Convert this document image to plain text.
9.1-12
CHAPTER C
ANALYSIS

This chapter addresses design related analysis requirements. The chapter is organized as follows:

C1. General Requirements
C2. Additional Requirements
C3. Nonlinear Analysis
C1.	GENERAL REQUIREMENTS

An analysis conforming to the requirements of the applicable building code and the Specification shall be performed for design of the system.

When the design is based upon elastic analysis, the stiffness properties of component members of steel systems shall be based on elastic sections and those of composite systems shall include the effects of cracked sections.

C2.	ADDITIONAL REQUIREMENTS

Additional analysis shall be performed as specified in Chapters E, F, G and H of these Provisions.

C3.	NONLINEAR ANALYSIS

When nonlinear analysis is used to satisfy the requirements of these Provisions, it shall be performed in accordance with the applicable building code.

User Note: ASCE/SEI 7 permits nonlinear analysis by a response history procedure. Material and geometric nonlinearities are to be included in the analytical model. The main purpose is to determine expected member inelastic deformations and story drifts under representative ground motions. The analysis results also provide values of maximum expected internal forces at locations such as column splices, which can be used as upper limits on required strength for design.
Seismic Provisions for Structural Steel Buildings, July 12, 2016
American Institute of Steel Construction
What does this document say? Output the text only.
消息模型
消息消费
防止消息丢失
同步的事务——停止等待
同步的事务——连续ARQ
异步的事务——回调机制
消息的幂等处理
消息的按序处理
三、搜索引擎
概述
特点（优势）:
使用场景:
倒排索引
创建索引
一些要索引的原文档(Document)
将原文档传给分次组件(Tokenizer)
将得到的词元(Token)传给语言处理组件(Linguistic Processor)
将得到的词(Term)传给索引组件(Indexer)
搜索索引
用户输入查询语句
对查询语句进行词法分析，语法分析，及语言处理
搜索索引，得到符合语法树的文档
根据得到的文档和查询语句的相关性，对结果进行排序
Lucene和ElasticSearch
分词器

------------------------------

> **The request**: Copy, from the material above, each line in which the string "Provisions" occurs.

> **Solution**:
Additional analysis shall be performed as specified in Chapters E, F, G and H of these Provisions.
When nonlinear analysis is used to satisfy the requirements of these Provisions, it shall be performed in accordance with the applicable building code.
Seismic Provisions for Structural Steel Buildings, July 12, 2016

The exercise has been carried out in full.